# Raw data start
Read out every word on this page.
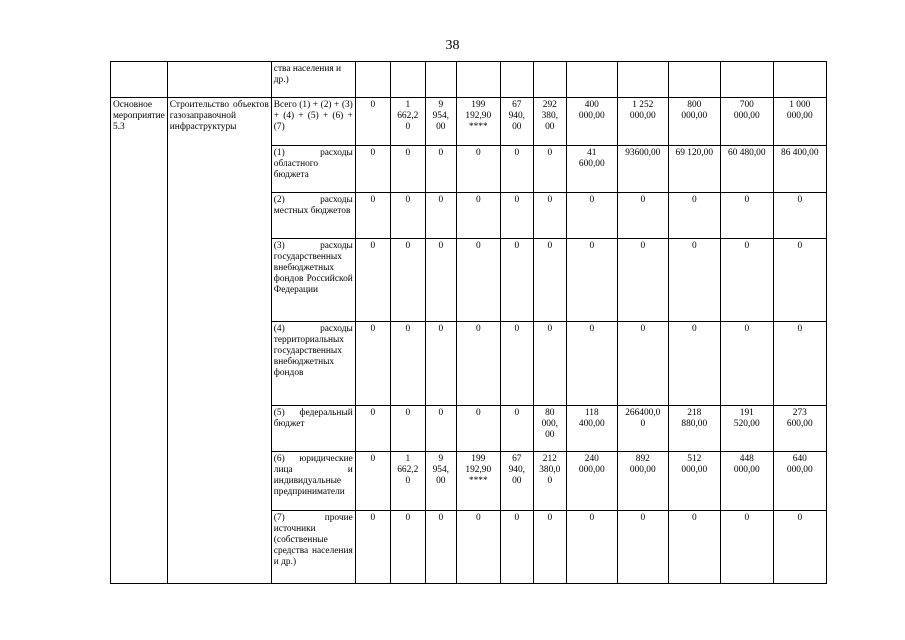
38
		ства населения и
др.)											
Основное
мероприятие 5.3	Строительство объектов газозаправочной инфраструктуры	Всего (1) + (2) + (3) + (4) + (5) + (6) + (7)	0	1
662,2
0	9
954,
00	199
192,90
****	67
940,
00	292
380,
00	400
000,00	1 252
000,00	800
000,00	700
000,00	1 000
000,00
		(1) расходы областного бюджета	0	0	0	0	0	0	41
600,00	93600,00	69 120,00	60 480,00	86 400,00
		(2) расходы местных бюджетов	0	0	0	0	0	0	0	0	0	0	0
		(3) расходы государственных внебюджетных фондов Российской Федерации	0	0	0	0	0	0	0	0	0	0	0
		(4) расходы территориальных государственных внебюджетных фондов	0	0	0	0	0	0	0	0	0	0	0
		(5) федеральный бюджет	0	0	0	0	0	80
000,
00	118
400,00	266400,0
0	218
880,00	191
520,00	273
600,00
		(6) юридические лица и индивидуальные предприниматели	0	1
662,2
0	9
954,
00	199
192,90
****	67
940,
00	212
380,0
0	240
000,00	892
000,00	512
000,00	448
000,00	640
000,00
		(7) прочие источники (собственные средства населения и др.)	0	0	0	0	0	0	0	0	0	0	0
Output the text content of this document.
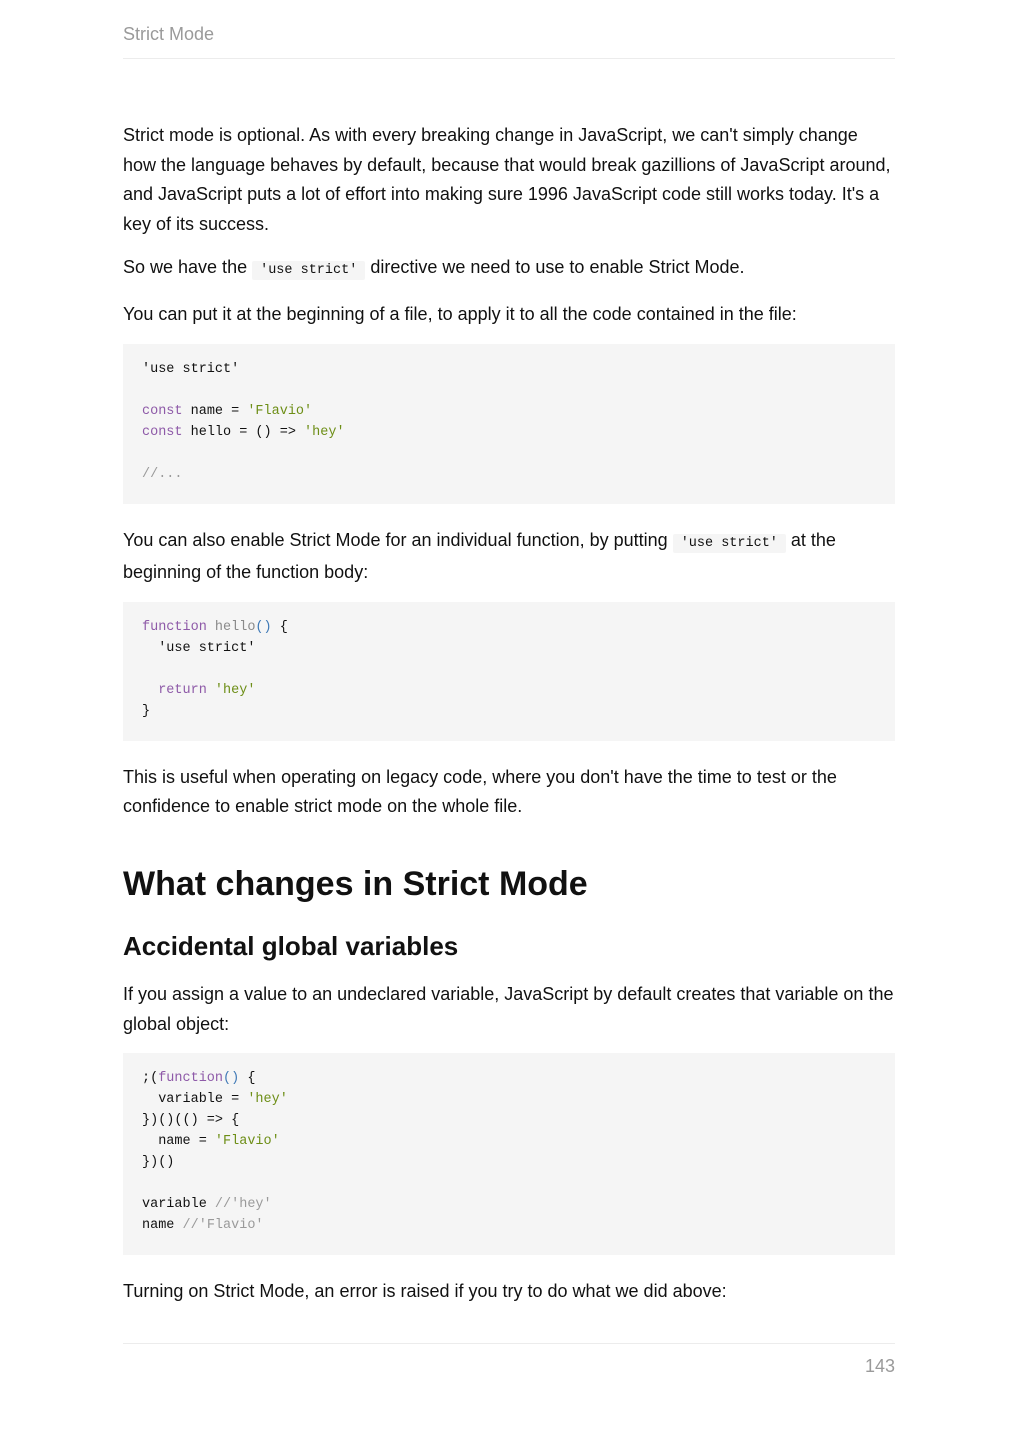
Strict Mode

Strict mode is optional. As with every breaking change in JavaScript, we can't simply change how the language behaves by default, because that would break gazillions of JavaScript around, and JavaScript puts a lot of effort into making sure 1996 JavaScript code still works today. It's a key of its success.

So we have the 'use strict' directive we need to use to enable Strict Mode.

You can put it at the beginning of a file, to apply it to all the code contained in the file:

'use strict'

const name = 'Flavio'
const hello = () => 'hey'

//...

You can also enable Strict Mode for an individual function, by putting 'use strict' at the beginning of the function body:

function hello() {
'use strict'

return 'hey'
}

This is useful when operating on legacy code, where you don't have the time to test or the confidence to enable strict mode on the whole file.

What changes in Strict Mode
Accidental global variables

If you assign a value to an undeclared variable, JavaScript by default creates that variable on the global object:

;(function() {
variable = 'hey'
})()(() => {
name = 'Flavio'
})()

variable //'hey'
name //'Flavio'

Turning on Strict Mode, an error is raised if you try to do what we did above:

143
# Raw data end
# Raw data start
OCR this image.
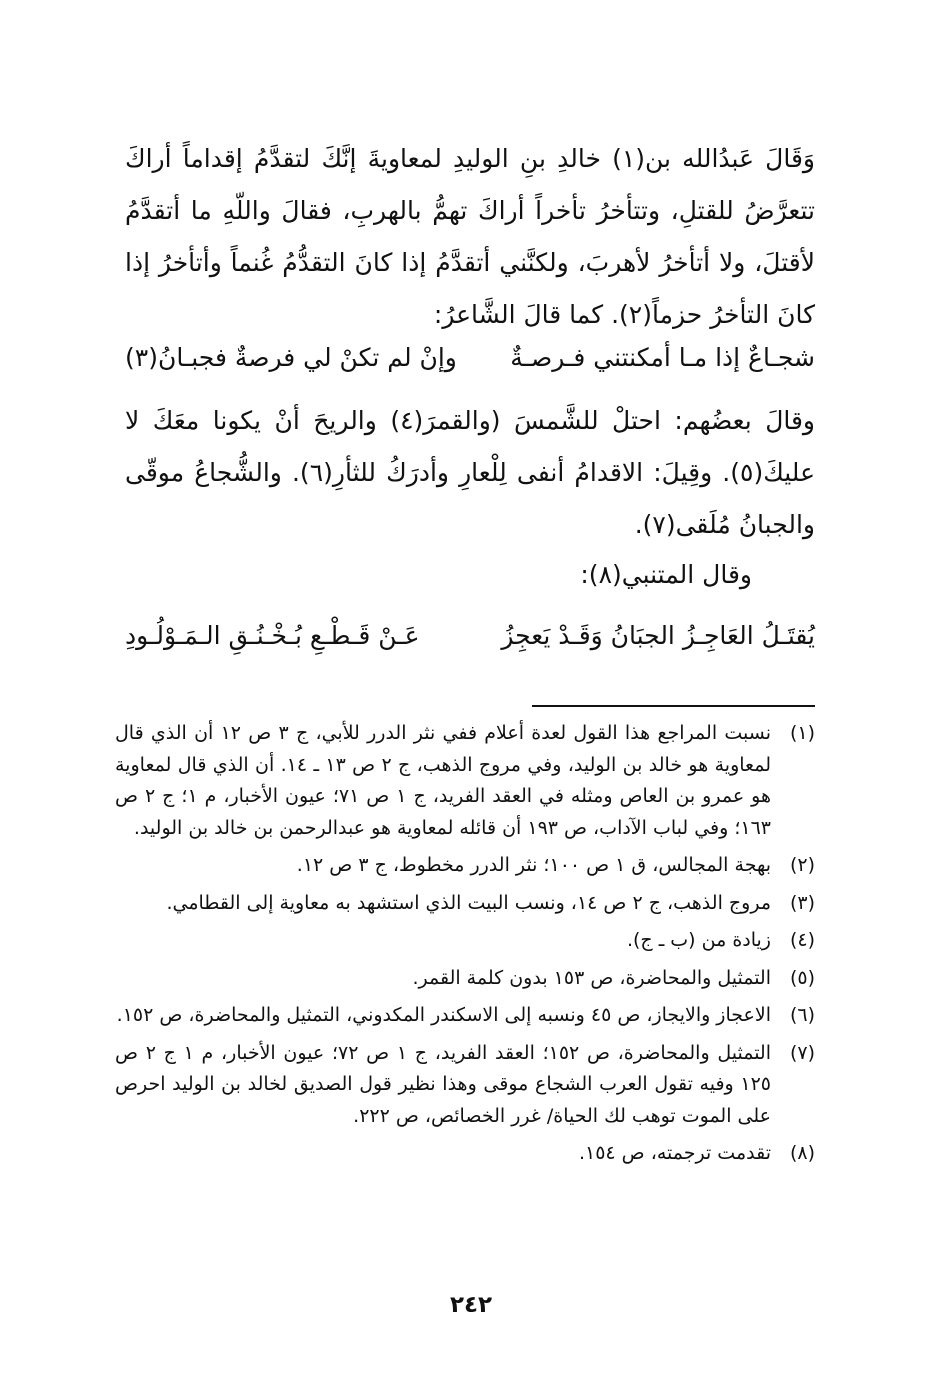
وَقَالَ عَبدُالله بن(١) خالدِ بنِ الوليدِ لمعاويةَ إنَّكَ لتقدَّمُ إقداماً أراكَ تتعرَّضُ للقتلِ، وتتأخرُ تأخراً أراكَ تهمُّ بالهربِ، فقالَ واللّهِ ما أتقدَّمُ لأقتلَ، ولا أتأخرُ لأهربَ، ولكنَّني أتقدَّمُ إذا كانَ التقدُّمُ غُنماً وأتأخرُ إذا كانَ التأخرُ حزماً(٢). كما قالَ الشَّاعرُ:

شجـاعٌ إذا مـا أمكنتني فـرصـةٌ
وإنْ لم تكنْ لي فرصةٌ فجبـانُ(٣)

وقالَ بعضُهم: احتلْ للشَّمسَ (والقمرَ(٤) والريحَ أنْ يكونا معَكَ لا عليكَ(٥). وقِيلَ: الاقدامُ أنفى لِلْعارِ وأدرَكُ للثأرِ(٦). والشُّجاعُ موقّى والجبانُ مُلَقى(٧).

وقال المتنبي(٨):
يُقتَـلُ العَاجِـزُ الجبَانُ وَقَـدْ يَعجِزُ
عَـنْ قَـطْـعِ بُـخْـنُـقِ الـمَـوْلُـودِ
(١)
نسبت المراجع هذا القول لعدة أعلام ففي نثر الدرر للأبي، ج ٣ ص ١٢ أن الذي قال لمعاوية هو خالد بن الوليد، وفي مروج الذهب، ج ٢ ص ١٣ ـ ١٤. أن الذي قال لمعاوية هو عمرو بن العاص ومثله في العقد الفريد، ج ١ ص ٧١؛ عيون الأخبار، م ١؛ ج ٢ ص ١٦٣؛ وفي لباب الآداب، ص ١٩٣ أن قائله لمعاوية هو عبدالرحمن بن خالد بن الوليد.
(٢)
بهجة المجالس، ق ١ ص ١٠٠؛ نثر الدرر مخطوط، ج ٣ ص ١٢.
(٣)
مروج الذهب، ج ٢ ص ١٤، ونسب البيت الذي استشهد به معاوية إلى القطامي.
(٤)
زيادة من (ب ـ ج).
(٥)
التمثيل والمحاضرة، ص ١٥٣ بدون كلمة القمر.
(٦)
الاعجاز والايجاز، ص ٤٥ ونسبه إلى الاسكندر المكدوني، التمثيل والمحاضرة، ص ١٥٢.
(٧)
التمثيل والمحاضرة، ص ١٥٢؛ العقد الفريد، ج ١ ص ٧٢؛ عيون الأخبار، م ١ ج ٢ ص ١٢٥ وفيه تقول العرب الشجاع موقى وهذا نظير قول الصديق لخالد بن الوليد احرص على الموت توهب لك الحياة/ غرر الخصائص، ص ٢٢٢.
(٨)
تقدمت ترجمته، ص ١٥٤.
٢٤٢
# Raw data end
§ **What is expected**
Search the entries for the word "function" and pick out every line that holds it.

§ **Exercise result**
You can also enable Strict Mode for an individual function, by putting 'use strict' at the beginning of the function body:
function hello() {
;(function() {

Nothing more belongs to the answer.